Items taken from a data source
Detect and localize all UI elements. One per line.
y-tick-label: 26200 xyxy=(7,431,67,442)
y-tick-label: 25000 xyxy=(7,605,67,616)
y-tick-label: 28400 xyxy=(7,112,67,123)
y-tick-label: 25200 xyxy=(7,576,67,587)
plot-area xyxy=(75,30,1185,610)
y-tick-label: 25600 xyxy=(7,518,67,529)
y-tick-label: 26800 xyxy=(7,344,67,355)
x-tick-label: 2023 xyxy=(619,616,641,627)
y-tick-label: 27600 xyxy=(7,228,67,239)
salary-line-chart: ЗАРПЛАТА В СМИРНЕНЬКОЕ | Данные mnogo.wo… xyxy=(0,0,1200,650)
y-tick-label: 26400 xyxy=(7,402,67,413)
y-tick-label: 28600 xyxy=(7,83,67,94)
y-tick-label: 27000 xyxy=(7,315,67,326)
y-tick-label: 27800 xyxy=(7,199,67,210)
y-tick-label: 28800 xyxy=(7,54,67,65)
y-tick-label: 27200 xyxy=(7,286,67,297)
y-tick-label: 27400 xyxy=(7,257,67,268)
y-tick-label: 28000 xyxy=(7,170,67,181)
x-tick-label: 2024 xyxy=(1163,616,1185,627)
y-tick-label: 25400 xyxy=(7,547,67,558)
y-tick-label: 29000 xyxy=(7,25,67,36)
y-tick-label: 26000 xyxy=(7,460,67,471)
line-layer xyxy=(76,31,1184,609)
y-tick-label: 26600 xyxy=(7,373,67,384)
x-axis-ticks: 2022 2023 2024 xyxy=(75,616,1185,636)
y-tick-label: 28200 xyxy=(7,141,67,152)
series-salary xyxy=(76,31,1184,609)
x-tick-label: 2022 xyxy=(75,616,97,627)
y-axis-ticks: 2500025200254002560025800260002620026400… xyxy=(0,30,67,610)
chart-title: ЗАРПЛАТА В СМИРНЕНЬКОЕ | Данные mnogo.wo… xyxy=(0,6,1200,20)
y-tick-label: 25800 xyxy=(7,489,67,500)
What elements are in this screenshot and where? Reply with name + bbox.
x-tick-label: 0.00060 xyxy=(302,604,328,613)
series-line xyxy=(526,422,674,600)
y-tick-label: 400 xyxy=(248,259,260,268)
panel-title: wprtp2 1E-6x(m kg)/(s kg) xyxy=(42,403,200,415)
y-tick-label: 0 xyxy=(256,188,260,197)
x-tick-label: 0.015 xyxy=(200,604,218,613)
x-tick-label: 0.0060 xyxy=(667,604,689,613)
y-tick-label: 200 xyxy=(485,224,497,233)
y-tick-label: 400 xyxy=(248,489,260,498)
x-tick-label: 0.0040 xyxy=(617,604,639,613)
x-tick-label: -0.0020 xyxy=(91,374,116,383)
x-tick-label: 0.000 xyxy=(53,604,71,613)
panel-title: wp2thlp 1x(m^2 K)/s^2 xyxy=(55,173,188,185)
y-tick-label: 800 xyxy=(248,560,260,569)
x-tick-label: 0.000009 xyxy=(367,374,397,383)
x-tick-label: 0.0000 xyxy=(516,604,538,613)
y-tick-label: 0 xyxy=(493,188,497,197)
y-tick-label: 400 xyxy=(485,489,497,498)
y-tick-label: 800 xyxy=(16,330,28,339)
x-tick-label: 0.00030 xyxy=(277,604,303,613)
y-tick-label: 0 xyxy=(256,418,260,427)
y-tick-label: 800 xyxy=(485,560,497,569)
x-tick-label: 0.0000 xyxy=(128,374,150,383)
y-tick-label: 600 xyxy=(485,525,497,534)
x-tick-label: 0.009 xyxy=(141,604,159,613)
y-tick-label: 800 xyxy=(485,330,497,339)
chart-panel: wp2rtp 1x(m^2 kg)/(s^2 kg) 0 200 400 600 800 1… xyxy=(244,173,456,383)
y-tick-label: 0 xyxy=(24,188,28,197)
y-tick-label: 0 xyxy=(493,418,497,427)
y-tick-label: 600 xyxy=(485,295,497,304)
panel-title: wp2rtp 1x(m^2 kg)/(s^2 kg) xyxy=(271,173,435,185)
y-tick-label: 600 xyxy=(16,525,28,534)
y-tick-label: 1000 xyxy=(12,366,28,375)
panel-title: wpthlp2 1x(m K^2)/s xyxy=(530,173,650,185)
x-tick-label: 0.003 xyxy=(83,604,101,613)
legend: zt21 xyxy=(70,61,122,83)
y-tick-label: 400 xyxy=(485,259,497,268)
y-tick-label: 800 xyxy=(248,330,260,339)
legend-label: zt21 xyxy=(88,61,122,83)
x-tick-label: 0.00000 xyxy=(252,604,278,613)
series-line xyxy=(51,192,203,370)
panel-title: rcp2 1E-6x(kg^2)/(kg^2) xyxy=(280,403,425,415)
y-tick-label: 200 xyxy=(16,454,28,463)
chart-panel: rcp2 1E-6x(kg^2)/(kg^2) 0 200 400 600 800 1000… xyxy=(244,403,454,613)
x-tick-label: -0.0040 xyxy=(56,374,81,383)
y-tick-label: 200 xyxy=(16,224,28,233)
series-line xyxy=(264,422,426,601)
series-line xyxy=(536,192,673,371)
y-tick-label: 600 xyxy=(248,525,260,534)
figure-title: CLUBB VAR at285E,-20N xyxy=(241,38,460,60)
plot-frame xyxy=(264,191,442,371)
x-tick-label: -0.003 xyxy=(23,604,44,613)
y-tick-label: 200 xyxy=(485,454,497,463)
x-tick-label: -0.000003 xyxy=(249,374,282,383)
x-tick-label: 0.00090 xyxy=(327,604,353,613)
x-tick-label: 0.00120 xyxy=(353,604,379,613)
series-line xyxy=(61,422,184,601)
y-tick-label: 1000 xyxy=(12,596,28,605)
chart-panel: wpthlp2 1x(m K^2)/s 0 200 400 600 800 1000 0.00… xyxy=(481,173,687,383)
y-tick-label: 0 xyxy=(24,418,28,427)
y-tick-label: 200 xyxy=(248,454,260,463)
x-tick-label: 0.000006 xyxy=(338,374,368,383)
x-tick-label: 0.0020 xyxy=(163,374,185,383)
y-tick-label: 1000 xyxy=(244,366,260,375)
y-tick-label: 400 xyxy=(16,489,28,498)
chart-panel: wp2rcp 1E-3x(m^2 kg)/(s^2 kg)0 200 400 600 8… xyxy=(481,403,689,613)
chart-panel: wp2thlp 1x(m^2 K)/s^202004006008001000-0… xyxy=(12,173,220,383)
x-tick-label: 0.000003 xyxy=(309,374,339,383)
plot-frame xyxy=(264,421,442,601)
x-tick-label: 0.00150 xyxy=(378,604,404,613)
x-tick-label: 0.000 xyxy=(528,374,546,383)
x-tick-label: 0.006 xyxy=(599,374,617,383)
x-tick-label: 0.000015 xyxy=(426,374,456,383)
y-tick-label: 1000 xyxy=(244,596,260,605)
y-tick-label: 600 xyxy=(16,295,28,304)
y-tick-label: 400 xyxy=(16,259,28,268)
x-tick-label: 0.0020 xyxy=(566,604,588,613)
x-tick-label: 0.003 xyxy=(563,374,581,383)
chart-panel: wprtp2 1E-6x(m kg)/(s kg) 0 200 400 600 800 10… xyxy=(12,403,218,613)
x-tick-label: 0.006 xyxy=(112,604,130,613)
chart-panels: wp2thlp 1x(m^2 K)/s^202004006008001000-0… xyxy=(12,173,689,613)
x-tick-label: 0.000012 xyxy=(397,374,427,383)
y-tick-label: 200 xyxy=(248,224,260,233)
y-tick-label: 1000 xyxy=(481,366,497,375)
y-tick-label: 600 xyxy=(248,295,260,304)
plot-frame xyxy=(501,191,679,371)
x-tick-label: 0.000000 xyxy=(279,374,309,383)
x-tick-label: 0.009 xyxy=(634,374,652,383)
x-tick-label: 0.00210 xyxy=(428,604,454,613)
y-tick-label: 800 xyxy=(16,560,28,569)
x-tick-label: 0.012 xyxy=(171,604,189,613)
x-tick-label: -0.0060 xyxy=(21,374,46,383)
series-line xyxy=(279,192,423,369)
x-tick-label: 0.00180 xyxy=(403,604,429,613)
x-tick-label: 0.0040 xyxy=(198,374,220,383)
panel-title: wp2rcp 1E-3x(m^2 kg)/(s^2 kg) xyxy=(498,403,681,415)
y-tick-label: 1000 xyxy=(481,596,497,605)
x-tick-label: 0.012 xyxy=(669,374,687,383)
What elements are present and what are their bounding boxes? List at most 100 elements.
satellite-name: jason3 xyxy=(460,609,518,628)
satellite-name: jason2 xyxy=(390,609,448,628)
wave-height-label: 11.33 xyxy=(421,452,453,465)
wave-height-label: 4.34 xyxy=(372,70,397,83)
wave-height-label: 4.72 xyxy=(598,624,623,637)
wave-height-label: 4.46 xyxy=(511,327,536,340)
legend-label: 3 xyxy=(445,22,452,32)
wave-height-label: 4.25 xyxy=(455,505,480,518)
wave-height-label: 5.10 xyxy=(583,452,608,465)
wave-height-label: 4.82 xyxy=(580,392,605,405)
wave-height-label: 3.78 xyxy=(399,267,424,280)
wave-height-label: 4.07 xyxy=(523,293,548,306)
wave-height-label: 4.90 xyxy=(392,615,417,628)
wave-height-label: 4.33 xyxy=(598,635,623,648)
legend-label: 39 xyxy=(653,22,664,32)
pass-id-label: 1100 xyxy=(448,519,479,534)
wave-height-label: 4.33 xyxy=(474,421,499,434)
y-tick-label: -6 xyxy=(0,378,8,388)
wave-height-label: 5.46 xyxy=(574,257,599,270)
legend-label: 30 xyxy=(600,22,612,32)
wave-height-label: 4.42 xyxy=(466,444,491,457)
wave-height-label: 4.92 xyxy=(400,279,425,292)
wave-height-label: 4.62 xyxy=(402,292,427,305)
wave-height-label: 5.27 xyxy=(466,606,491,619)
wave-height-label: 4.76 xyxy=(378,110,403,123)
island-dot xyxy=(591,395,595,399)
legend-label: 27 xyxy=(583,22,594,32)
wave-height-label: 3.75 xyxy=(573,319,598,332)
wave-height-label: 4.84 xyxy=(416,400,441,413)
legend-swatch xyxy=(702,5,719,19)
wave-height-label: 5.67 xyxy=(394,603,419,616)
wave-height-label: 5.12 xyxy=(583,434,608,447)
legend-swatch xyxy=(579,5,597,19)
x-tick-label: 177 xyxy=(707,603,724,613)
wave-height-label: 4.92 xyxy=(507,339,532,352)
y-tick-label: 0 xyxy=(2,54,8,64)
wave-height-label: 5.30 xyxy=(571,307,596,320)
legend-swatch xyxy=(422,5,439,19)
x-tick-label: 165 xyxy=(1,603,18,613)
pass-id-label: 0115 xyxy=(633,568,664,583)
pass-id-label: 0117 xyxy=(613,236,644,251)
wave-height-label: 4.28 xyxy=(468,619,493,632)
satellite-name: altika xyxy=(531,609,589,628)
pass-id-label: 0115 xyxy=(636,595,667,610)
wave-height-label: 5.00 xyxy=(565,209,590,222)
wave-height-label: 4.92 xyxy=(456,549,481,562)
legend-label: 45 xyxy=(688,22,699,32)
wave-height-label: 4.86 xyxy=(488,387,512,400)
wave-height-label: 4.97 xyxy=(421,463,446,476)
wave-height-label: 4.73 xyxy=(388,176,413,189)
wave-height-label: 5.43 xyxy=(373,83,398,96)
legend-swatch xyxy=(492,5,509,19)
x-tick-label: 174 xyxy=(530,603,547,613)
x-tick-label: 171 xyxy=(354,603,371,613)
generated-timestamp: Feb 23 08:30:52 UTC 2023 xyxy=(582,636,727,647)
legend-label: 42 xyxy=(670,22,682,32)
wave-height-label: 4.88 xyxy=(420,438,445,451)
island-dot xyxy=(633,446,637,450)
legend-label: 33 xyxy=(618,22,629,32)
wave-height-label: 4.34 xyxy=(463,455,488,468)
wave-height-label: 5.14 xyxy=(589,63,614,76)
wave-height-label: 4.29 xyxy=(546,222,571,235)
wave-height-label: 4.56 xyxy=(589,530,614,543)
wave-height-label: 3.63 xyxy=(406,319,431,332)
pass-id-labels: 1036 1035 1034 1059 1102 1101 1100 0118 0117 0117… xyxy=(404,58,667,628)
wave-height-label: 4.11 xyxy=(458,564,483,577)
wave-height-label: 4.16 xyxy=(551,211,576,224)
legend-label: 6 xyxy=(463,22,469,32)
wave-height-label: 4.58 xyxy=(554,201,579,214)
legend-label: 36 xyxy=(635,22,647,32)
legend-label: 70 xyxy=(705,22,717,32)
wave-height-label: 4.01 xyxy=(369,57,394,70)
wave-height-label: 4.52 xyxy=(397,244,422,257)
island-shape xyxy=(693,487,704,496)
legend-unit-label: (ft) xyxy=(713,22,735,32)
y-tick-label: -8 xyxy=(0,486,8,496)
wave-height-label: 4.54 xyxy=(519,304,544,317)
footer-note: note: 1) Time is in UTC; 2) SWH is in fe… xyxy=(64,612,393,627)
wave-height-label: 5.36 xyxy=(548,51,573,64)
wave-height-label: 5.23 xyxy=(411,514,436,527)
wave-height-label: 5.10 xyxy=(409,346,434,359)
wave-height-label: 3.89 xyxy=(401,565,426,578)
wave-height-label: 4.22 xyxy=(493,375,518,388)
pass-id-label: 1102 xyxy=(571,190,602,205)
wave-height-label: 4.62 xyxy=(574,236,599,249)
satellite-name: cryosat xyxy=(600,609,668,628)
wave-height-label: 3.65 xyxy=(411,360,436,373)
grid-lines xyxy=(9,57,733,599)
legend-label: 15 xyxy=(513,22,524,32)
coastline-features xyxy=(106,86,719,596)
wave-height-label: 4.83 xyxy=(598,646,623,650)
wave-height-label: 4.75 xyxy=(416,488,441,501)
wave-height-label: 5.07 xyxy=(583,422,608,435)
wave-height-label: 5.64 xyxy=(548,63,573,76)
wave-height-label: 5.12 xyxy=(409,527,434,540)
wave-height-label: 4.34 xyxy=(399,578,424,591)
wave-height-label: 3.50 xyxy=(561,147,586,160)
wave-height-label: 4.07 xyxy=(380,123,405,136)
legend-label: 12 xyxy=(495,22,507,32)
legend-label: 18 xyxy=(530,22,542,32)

Task to complete
Show each line of the data above that contains the string "plot". Only matches with the same capitalization count.

Answer for the task
plot-area xyxy=(75,30,1185,610)
plot-frame xyxy=(264,191,442,371)
plot-frame xyxy=(264,421,442,601)
plot-frame xyxy=(501,191,679,371)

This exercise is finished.